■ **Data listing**
--- Start ---

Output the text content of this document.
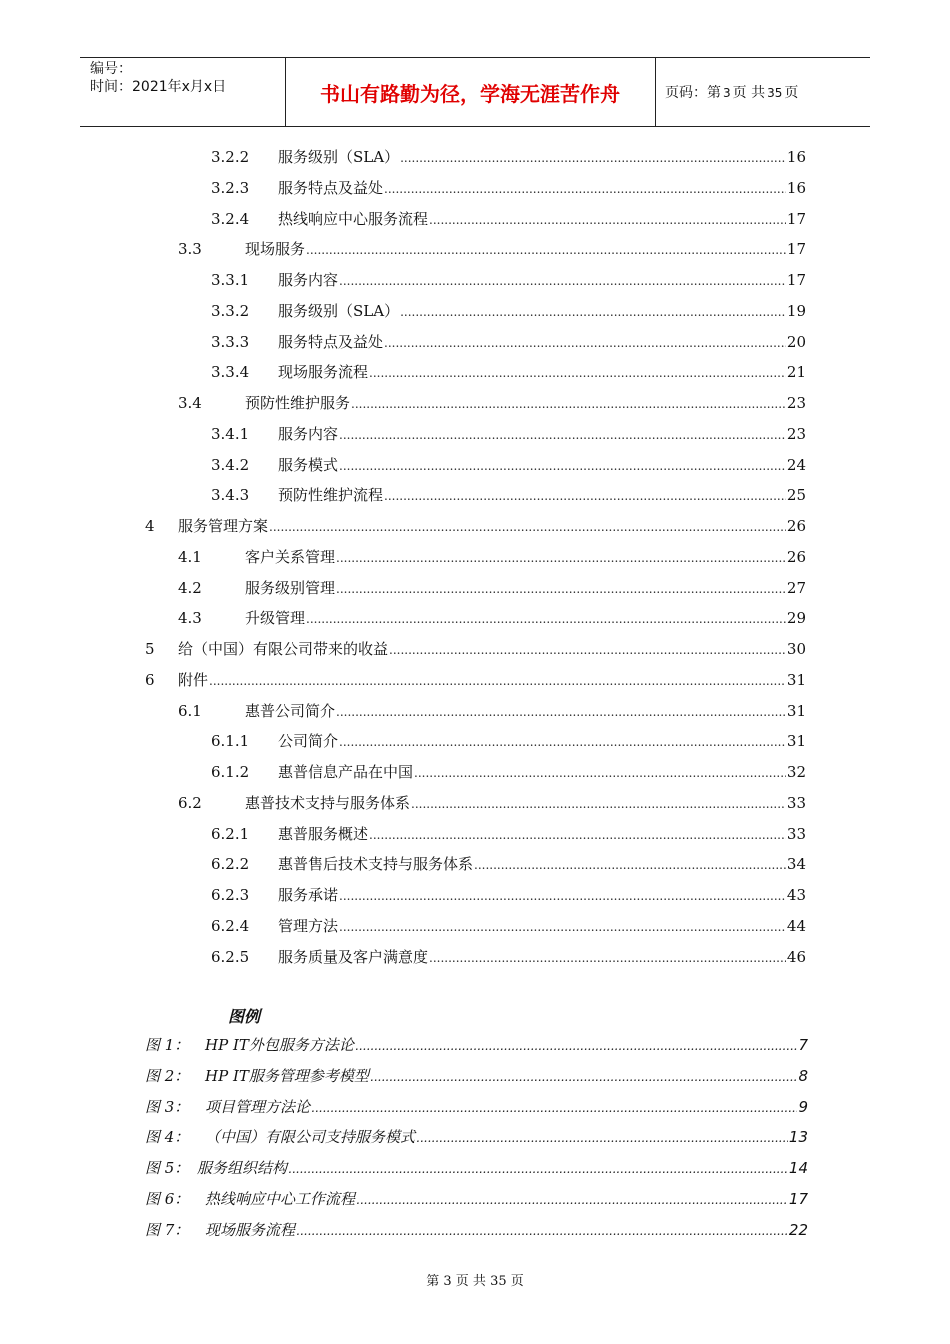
编号：
时间：2021年x月x日	书山有路勤为径，学海无涯苦作舟	页码：第 3 页 共 35 页
3.2.2	服务级别（SLA） .....	16
3.2.3	服务特点及益处 .....	16
3.2.4	热线响应中心服务流程 .....	17
3.3	现场服务 .....	17
3.3.1	服务内容 .....	17
3.3.2	服务级别（SLA） .....	19
3.3.3	服务特点及益处 .....	20
3.3.4	现场服务流程 .....	21
3.4	预防性维护服务 .....	23
3.4.1	服务内容 .....	23
3.4.2	服务模式 .....	24
3.4.3	预防性维护流程 .....	25
4	服务管理方案 .....	26
4.1	客户关系管理 .....	26
4.2	服务级别管理 .....	27
4.3	升级管理 .....	29
5	给（中国）有限公司带来的收益 .....	30
6	附件 .....	31
6.1	惠普公司简介 .....	31
6.1.1	公司简介 .....	31
6.1.2	惠普信息产品在中国 .....	32
6.2	惠普技术支持与服务体系 .....	33
6.2.1	惠普服务概述 .....	33
6.2.2	惠普售后技术支持与服务体系 .....	34
6.2.3	服务承诺 .....	43
6.2.4	管理方法 .....	44
6.2.5	服务质量及客户满意度 .....	46
图例
图 1：	HP IT外包服务方法论 .....	7
图 2：	HP IT服务管理参考模型 .....	8
图 3：	项目管理方法论 .....	9
图 4：	（中国）有限公司支持服务模式 .....	13
图 5： 服务组织结构 .....	14
图 6：	热线响应中心工作流程 .....	17
图 7：	现场服务流程 .....	22
第 3 页 共 35 页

--- End ---

■ **Exercise instructions**
Transcribe the material exactly, leaving every picture out.

■ **Task solution**
Output the text content of this document.
编号：
时间：2021年x月x日	书山有路勤为径，学海无涯苦作舟	页码：第 3 页 共 35 页
3.2.2	服务级别（SLA） .....	16
3.2.3	服务特点及益处 .....	16
3.2.4	热线响应中心服务流程 .....	17
3.3	现场服务 .....	17
3.3.1	服务内容 .....	17
3.3.2	服务级别（SLA） .....	19
3.3.3	服务特点及益处 .....	20
3.3.4	现场服务流程 .....	21
3.4	预防性维护服务 .....	23
3.4.1	服务内容 .....	23
3.4.2	服务模式 .....	24
3.4.3	预防性维护流程 .....	25
4	服务管理方案 .....	26
4.1	客户关系管理 .....	26
4.2	服务级别管理 .....	27
4.3	升级管理 .....	29
5	给（中国）有限公司带来的收益 .....	30
6	附件 .....	31
6.1	惠普公司简介 .....	31
6.1.1	公司简介 .....	31
6.1.2	惠普信息产品在中国 .....	32
6.2	惠普技术支持与服务体系 .....	33
6.2.1	惠普服务概述 .....	33
6.2.2	惠普售后技术支持与服务体系 .....	34
6.2.3	服务承诺 .....	43
6.2.4	管理方法 .....	44
6.2.5	服务质量及客户满意度 .....	46
图例
图 1：	HP IT外包服务方法论 .....	7
图 2：	HP IT服务管理参考模型 .....	8
图 3：	项目管理方法论 .....	9
图 4：	（中国）有限公司支持服务模式 .....	13
图 5： 服务组织结构 .....	14
图 6：	热线响应中心工作流程 .....	17
图 7：	现场服务流程 .....	22
第 3 页 共 35 页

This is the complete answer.